CONSIGNA:
Reescribe como lista numerada, sin líneas en blanco, solo las líneas de las entradas que van desde el comienzo hasta la línea que contiene "home-indicator[interactable] — [379, 2535, 806, 2547]", ambas incluidas.

ENTRADAS PROPORCIONADAS:
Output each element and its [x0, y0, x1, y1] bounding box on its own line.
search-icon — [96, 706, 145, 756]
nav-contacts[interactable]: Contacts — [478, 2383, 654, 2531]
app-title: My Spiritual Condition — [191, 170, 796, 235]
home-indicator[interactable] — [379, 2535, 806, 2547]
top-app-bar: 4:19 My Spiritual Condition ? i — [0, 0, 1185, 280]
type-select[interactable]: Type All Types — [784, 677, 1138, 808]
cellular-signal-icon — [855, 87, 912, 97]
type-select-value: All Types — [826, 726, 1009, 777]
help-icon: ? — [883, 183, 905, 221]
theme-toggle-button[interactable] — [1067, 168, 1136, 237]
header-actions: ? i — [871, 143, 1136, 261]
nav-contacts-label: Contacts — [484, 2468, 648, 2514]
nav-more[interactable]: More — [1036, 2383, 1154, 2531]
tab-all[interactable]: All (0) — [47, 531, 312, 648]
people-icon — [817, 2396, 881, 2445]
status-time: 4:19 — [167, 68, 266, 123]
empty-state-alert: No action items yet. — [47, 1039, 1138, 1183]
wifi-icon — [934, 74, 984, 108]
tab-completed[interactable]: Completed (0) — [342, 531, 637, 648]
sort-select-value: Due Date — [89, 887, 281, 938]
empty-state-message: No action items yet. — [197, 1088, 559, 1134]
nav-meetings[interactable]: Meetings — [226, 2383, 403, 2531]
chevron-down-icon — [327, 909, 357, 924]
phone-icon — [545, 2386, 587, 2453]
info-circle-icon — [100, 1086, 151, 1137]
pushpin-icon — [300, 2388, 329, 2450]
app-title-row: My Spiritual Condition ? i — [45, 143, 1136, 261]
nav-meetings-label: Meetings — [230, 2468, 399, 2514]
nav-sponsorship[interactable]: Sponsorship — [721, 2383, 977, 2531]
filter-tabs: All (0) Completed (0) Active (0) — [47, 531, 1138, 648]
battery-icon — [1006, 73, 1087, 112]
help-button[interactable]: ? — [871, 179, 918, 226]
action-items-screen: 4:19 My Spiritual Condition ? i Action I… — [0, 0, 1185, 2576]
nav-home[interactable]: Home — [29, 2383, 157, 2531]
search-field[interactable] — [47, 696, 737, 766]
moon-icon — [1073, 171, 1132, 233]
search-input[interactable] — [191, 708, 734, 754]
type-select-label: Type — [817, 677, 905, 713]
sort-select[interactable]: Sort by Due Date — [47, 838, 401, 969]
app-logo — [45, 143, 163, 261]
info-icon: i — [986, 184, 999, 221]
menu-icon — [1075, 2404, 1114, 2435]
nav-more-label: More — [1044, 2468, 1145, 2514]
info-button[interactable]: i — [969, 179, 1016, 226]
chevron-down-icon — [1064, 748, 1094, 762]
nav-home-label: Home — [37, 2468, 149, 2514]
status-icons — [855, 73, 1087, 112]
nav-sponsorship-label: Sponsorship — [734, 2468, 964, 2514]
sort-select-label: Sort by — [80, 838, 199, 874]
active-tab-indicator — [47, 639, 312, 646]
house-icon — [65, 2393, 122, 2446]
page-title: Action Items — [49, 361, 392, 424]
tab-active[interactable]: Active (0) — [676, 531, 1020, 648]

RESPUESTA AL EJERCICIO:
1. Output each element and its [x0, y0, x1, y1] bounding box on its own line.
2. search-icon — [96, 706, 145, 756]
3. nav-contacts[interactable]: Contacts — [478, 2383, 654, 2531]
4. app-title: My Spiritual Condition — [191, 170, 796, 235]
5. home-indicator[interactable] — [379, 2535, 806, 2547]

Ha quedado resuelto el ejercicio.